#### Entries
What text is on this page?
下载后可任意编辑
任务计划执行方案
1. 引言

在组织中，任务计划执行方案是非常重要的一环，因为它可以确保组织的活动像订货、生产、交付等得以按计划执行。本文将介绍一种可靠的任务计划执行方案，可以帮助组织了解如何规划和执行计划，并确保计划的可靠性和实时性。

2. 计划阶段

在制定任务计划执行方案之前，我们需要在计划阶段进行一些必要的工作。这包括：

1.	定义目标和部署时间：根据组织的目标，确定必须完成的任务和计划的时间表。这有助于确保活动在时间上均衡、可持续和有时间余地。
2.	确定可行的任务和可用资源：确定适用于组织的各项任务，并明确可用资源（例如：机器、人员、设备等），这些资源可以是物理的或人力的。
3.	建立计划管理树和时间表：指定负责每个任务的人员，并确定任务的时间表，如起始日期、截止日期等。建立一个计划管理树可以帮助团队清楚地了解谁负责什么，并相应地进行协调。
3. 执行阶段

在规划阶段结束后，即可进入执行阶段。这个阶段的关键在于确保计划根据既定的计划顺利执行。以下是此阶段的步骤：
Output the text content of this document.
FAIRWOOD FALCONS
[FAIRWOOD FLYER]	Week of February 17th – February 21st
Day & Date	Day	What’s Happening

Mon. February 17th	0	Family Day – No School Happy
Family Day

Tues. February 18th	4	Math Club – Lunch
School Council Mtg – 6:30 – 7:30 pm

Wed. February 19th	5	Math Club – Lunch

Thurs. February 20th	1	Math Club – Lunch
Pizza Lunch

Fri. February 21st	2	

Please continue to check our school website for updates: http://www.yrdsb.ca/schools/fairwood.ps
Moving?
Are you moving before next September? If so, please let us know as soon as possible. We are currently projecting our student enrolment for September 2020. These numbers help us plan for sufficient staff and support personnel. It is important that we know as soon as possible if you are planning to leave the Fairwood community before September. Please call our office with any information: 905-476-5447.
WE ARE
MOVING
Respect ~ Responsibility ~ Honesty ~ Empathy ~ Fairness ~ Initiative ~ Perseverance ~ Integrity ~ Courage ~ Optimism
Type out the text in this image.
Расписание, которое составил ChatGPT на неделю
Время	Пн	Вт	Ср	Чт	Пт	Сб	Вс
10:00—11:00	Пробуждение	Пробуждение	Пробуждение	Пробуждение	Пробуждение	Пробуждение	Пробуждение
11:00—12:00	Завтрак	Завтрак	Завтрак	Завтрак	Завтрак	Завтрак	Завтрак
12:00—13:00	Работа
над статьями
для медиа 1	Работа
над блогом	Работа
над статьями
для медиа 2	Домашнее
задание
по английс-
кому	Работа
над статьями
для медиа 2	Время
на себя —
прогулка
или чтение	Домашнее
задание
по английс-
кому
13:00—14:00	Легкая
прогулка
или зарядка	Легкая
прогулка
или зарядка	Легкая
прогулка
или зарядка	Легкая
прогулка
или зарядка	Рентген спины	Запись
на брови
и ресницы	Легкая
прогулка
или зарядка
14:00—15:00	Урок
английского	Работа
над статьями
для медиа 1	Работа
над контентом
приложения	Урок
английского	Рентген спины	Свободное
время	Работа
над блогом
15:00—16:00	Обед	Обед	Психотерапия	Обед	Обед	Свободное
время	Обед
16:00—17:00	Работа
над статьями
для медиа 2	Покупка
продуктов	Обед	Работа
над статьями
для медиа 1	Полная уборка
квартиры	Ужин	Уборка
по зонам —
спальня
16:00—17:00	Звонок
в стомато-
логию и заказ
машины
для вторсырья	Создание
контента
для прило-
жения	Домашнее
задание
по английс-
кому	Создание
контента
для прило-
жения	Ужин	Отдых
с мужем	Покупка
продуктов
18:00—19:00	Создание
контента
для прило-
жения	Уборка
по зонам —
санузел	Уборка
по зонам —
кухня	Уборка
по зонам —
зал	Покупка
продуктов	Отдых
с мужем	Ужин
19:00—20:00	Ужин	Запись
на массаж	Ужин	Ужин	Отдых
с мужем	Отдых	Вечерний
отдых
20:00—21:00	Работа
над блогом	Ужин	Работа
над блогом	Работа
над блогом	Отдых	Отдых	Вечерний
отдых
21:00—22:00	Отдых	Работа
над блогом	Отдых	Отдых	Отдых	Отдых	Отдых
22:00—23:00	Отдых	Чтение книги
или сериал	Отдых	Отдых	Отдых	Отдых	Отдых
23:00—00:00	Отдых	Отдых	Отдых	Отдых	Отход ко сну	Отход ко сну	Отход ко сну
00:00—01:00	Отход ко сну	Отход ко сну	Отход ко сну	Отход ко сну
########
Pick out each line that holds the string "спины".

или зарядка	Рентген спины	Запись
английского	Рентген спины	Свободное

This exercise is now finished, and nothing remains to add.